• **OBJECTIVE**
Reproduce the listing below exactly. Pictures do not belong in the copy.

** Begin RECORD EXCERPTS **

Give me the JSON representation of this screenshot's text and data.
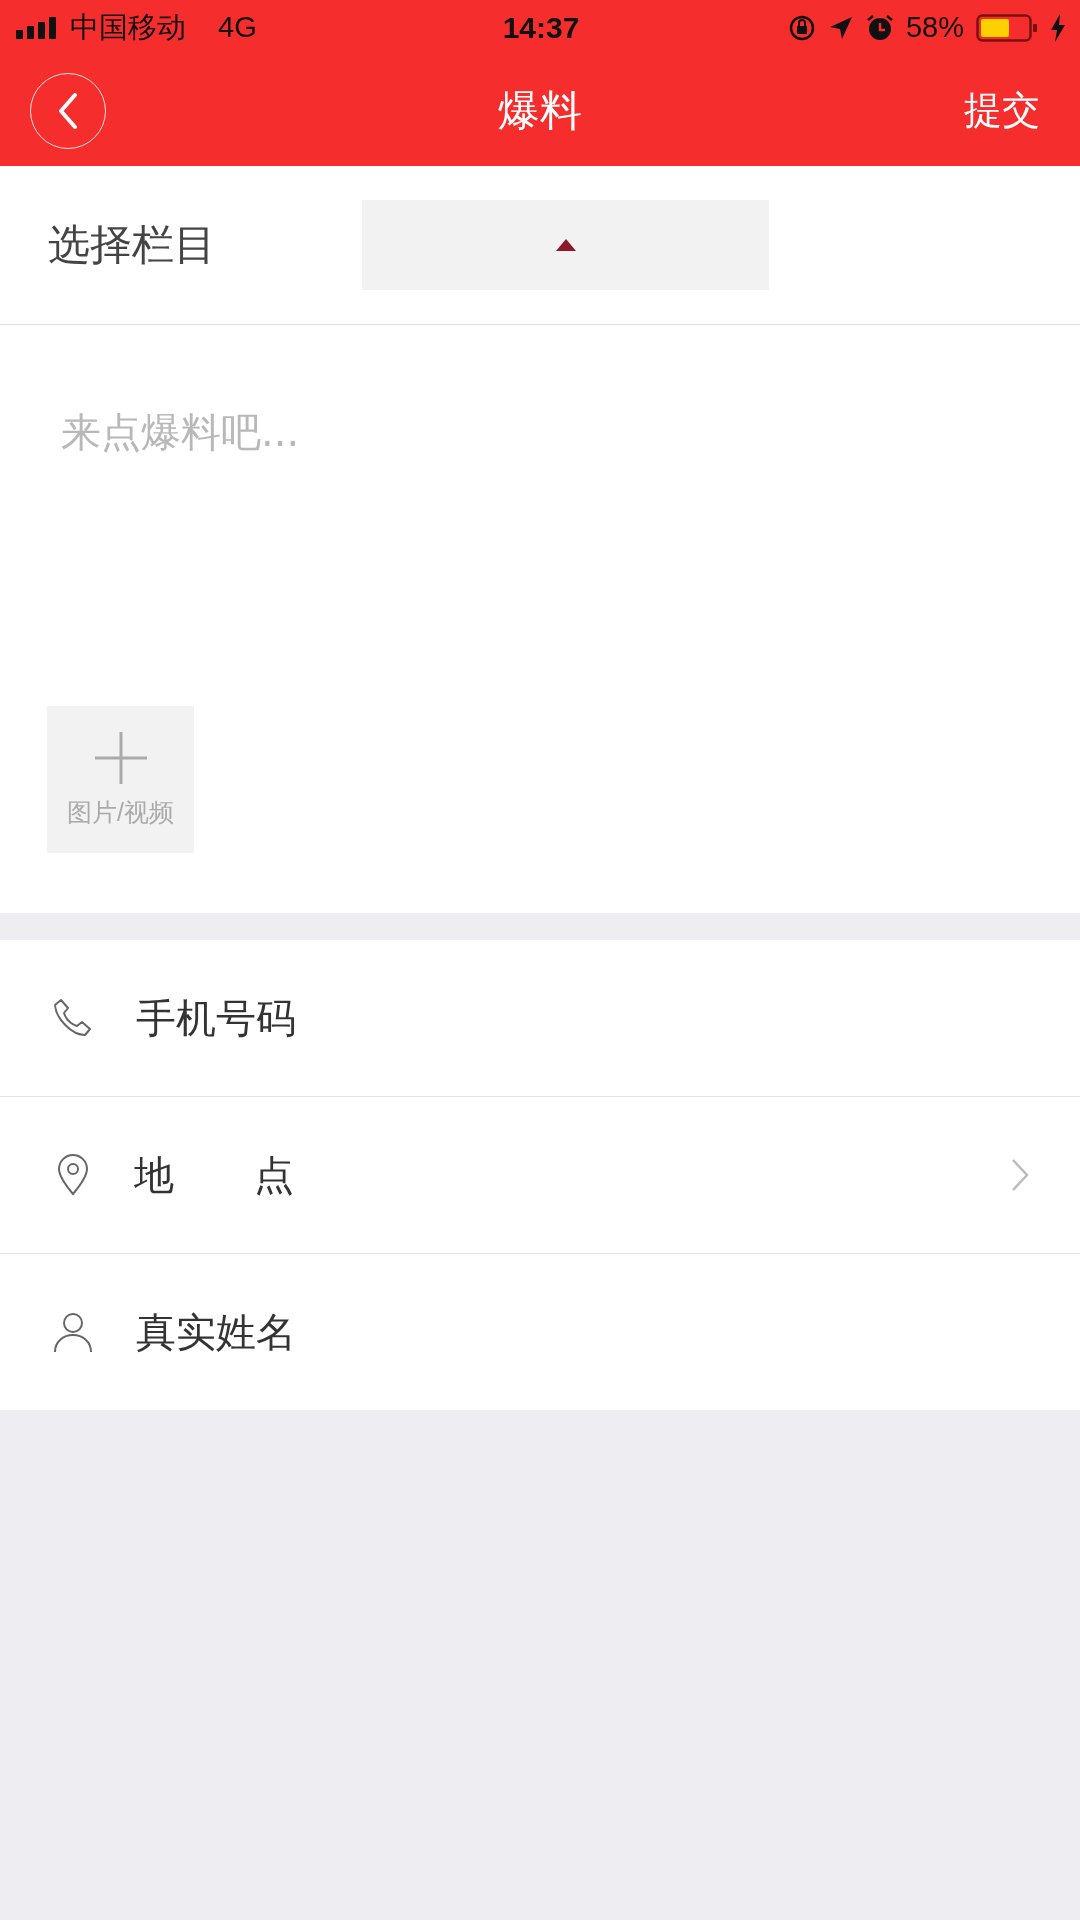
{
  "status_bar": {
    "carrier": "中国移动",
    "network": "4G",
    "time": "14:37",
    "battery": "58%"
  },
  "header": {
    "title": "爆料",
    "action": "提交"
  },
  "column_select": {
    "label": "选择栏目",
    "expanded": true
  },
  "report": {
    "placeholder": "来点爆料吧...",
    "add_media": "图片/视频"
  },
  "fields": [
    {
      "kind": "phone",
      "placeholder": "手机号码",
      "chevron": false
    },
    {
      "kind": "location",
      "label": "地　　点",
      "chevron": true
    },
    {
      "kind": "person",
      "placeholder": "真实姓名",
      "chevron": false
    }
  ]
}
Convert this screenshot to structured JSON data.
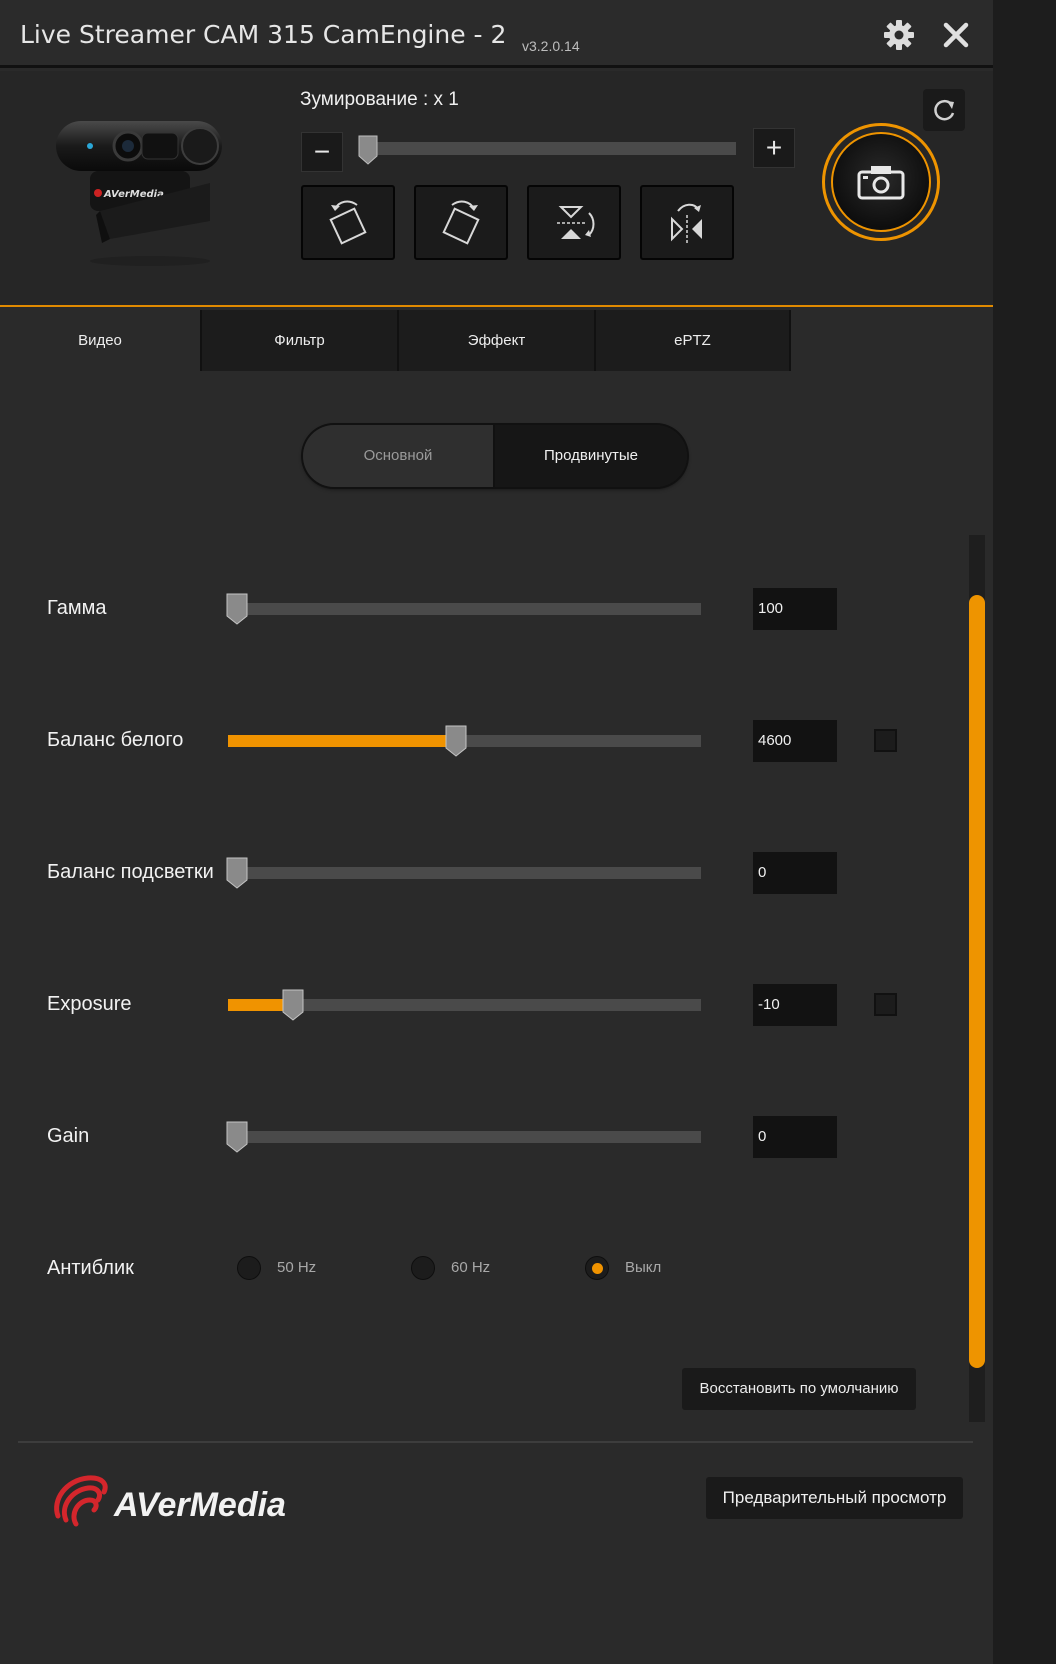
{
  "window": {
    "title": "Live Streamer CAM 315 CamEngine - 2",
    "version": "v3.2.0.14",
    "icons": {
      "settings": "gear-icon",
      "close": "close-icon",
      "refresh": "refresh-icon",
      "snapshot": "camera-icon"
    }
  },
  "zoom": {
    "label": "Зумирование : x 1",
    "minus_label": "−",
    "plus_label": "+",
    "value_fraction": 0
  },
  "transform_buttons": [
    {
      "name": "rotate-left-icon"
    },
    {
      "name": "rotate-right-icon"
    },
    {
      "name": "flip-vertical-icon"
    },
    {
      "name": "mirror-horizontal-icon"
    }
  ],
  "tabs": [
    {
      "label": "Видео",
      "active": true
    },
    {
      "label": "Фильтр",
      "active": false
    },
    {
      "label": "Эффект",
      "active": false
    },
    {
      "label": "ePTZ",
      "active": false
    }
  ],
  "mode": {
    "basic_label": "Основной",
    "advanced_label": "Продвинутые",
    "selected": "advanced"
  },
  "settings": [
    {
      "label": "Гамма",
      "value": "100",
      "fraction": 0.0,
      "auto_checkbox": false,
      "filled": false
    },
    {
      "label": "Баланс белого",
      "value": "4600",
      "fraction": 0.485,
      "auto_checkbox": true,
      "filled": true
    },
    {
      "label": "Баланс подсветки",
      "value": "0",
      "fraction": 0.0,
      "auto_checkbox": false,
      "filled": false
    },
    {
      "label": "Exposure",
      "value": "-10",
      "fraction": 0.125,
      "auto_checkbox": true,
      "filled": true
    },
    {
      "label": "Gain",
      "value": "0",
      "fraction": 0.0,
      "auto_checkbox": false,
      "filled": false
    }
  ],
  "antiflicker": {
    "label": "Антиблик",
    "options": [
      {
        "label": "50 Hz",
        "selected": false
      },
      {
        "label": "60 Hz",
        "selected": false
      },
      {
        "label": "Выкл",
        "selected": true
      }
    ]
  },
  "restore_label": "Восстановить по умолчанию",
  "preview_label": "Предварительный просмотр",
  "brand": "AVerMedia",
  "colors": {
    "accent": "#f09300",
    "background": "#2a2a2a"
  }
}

** End RECORD EXCERPTS **

• **RESULT OF THE TASK**
Give me the JSON representation of this screenshot's text and data.
{
  "status_bar": {
    "carrier": "中国移动",
    "network": "4G",
    "time": "14:37",
    "battery": "58%"
  },
  "header": {
    "title": "爆料",
    "action": "提交"
  },
  "column_select": {
    "label": "选择栏目",
    "expanded": true
  },
  "report": {
    "placeholder": "来点爆料吧...",
    "add_media": "图片/视频"
  },
  "fields": [
    {
      "kind": "phone",
      "placeholder": "手机号码",
      "chevron": false
    },
    {
      "kind": "location",
      "label": "地　　点",
      "chevron": true
    },
    {
      "kind": "person",
      "placeholder": "真实姓名",
      "chevron": false
    }
  ]
}
Convert this screenshot to structured JSON data.
{
  "window": {
    "title": "Live Streamer CAM 315 CamEngine - 2",
    "version": "v3.2.0.14",
    "icons": {
      "settings": "gear-icon",
      "close": "close-icon",
      "refresh": "refresh-icon",
      "snapshot": "camera-icon"
    }
  },
  "zoom": {
    "label": "Зумирование : x 1",
    "minus_label": "−",
    "plus_label": "+",
    "value_fraction": 0
  },
  "transform_buttons": [
    {
      "name": "rotate-left-icon"
    },
    {
      "name": "rotate-right-icon"
    },
    {
      "name": "flip-vertical-icon"
    },
    {
      "name": "mirror-horizontal-icon"
    }
  ],
  "tabs": [
    {
      "label": "Видео",
      "active": true
    },
    {
      "label": "Фильтр",
      "active": false
    },
    {
      "label": "Эффект",
      "active": false
    },
    {
      "label": "ePTZ",
      "active": false
    }
  ],
  "mode": {
    "basic_label": "Основной",
    "advanced_label": "Продвинутые",
    "selected": "advanced"
  },
  "settings": [
    {
      "label": "Гамма",
      "value": "100",
      "fraction": 0.0,
      "auto_checkbox": false,
      "filled": false
    },
    {
      "label": "Баланс белого",
      "value": "4600",
      "fraction": 0.485,
      "auto_checkbox": true,
      "filled": true
    },
    {
      "label": "Баланс подсветки",
      "value": "0",
      "fraction": 0.0,
      "auto_checkbox": false,
      "filled": false
    },
    {
      "label": "Exposure",
      "value": "-10",
      "fraction": 0.125,
      "auto_checkbox": true,
      "filled": true
    },
    {
      "label": "Gain",
      "value": "0",
      "fraction": 0.0,
      "auto_checkbox": false,
      "filled": false
    }
  ],
  "antiflicker": {
    "label": "Антиблик",
    "options": [
      {
        "label": "50 Hz",
        "selected": false
      },
      {
        "label": "60 Hz",
        "selected": false
      },
      {
        "label": "Выкл",
        "selected": true
      }
    ]
  },
  "restore_label": "Восстановить по умолчанию",
  "preview_label": "Предварительный просмотр",
  "brand": "AVerMedia",
  "colors": {
    "accent": "#f09300",
    "background": "#2a2a2a"
  }
}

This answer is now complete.